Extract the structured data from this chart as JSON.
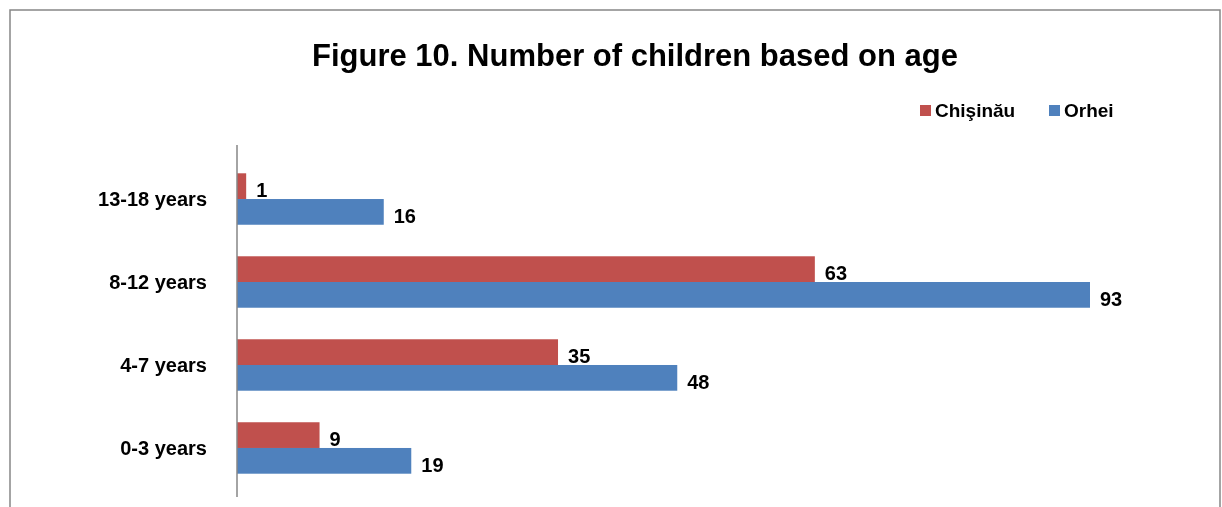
{
  "chart_data": {
    "type": "bar",
    "orientation": "horizontal",
    "title": "Figure 10. Number of children based on age",
    "categories": [
      "13-18 years",
      "8-12 years",
      "4-7 years",
      "0-3 years"
    ],
    "series": [
      {
        "name": "Chişinău",
        "color": "#c0504d",
        "values": [
          1,
          63,
          35,
          9
        ]
      },
      {
        "name": "Orhei",
        "color": "#4f81bd",
        "values": [
          16,
          93,
          48,
          19
        ]
      }
    ],
    "data_labels": true,
    "legend": "top right"
  }
}
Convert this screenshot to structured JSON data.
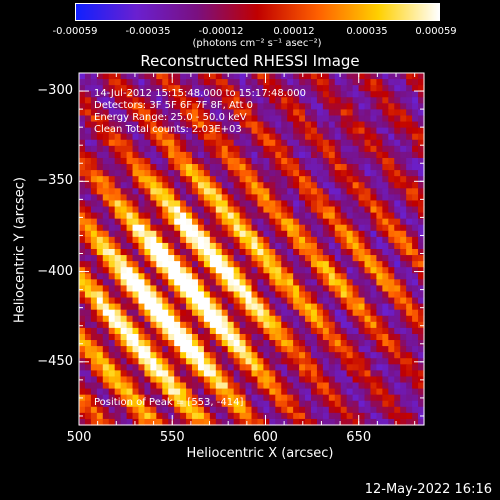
{
  "colorbar": {
    "ticks": [
      "-0.00059",
      "-0.00035",
      "-0.00012",
      "0.00012",
      "0.00035",
      "0.00059"
    ],
    "units": "(photons cm⁻² s⁻¹ asec⁻²)",
    "colors": [
      "#1020ff",
      "#6a20d0",
      "#7a1080",
      "#c00000",
      "#ff6000",
      "#ffd000",
      "#ffffff"
    ]
  },
  "chart_data": {
    "type": "heatmap",
    "title": "Reconstructed RHESSI Image",
    "xlabel": "Heliocentric X (arcsec)",
    "ylabel": "Heliocentric Y (arcsec)",
    "xlim": [
      500,
      685
    ],
    "ylim": [
      -485,
      -290
    ],
    "xticks": [
      500,
      550,
      600,
      650
    ],
    "yticks": [
      -300,
      -350,
      -400,
      -450
    ],
    "xtick_labels": [
      "500",
      "550",
      "600",
      "650"
    ],
    "ytick_labels": [
      "−300",
      "−350",
      "−400",
      "−450"
    ],
    "value_range": [
      -0.00059,
      0.00059
    ],
    "annotations": [
      "14-Jul-2012 15:15:48.000 to 15:17:48.000",
      "Detectors: 3F 5F 6F 7F 8F, Att 0",
      "Energy Range: 25.0 - 50.0 keV",
      "Clean    Total counts: 2.03E+03"
    ],
    "peak_label": "Position of Peak = [553, -414]",
    "peak_position": [
      553,
      -414
    ]
  },
  "footer": {
    "date": "12-May-2022 16:16"
  }
}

- Task details
Select the lines that carry the string "JSON" and copy them.

- Result below
Extract the structured data from this chart as JSON.
Convert this screenshot to structured JSON data.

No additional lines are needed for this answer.